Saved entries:

▼

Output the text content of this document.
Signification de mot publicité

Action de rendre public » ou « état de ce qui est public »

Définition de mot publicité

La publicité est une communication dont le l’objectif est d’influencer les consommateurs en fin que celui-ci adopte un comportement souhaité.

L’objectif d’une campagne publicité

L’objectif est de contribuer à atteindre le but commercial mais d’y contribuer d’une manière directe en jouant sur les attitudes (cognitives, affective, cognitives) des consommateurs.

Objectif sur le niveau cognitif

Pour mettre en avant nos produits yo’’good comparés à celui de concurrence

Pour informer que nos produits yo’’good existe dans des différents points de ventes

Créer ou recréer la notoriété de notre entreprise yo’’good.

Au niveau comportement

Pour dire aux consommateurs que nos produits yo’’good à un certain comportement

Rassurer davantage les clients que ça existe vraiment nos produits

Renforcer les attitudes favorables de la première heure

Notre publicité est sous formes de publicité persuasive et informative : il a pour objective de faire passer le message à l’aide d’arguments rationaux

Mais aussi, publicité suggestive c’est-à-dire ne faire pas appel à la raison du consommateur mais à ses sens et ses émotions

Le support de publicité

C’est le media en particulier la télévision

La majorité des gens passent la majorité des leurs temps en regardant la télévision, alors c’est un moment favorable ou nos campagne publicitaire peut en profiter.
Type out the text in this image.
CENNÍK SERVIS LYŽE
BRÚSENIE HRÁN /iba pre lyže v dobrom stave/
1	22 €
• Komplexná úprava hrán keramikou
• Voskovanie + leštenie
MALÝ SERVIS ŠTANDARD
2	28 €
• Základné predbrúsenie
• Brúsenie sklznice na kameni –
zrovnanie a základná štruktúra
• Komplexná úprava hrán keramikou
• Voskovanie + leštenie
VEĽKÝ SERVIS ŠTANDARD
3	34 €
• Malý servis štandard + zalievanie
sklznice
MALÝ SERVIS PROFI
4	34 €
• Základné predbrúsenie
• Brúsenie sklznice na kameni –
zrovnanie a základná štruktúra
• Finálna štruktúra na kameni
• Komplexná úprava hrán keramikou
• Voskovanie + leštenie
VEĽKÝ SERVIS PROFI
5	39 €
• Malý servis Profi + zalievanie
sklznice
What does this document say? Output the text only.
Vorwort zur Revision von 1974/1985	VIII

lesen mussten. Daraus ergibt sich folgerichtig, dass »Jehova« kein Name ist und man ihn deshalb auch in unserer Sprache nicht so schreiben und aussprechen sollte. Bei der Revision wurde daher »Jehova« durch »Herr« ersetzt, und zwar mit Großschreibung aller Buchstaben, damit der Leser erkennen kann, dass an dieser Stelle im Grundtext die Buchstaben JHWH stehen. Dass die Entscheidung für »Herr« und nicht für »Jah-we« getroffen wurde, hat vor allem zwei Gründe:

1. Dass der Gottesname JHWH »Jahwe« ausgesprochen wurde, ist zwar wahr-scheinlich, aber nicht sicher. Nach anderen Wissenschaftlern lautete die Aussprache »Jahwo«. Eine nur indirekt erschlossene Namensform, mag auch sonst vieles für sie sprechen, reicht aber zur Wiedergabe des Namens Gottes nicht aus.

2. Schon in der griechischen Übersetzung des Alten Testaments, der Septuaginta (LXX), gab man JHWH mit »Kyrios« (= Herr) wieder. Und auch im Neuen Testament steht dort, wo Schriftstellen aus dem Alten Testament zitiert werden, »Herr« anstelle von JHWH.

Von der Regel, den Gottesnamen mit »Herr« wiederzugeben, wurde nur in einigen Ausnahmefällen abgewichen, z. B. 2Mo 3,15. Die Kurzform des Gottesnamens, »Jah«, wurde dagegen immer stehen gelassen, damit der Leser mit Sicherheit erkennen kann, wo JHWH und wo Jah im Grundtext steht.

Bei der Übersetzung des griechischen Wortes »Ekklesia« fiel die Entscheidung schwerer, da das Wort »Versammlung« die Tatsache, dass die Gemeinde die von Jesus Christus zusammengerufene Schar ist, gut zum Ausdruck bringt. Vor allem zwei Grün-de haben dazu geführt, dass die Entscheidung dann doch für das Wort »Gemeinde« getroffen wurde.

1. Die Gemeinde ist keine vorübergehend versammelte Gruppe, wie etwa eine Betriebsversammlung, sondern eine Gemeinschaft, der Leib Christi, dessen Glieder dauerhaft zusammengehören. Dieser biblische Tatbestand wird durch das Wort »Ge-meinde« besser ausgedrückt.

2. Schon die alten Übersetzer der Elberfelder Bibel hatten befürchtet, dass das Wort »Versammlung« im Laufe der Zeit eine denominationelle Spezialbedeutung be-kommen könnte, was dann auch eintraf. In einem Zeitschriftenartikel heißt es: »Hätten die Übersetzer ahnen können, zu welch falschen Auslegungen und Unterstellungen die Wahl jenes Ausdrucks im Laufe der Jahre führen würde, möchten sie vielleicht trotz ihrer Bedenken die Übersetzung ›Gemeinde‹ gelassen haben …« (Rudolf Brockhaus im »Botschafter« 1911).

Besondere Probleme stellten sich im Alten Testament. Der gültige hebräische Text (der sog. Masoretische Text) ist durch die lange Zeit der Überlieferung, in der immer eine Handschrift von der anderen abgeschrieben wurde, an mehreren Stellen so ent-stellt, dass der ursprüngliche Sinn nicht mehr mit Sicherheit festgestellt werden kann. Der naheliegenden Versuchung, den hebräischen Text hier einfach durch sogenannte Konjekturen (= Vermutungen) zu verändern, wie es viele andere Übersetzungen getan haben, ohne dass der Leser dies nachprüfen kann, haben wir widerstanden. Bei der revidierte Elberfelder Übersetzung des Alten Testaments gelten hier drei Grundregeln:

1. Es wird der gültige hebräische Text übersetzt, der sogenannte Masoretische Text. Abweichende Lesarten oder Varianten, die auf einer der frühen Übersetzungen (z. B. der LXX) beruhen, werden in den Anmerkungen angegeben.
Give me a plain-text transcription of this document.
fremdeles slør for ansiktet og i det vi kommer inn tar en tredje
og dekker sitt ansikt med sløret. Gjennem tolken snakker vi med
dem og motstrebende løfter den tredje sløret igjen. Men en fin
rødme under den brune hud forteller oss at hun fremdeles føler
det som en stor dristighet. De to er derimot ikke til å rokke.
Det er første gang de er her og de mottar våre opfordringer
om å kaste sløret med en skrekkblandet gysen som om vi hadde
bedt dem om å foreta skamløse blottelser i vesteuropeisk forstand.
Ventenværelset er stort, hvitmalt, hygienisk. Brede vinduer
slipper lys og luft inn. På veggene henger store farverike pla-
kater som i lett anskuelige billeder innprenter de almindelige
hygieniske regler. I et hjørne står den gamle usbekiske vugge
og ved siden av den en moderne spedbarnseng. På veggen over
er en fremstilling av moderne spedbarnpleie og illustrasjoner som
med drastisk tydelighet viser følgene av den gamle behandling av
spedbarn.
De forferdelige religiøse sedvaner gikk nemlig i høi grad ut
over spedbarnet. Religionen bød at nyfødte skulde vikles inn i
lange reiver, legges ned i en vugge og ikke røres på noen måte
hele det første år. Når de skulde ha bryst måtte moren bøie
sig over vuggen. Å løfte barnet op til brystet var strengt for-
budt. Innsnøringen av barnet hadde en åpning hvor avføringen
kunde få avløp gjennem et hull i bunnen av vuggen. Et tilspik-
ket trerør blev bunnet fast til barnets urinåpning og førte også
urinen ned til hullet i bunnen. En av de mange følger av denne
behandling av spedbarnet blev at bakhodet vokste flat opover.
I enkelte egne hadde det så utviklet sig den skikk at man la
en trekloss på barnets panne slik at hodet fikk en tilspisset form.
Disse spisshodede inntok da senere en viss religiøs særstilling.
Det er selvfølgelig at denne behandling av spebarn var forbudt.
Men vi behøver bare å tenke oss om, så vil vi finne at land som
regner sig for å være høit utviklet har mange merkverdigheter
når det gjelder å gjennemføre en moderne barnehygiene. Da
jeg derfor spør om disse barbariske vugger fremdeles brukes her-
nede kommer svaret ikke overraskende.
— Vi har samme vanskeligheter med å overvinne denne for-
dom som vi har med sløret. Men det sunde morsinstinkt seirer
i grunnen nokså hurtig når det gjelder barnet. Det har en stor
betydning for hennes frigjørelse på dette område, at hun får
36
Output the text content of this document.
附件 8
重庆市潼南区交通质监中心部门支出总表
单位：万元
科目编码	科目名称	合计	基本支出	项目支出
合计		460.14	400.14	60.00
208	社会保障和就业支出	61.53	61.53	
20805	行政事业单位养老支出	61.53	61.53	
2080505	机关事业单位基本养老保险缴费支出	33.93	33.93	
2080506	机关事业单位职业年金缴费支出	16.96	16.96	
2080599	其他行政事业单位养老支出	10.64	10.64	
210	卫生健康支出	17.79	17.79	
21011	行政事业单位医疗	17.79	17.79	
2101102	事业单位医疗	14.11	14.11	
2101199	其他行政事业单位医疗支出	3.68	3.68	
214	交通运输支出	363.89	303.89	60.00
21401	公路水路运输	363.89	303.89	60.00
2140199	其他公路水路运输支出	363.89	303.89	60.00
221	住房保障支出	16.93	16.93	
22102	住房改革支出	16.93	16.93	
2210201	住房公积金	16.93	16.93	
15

▲

_EXERCISE OBJECTIVE_
Check every line in the material above for the string "mais", then give only the number of lines that have it.

_SOLUTION_
2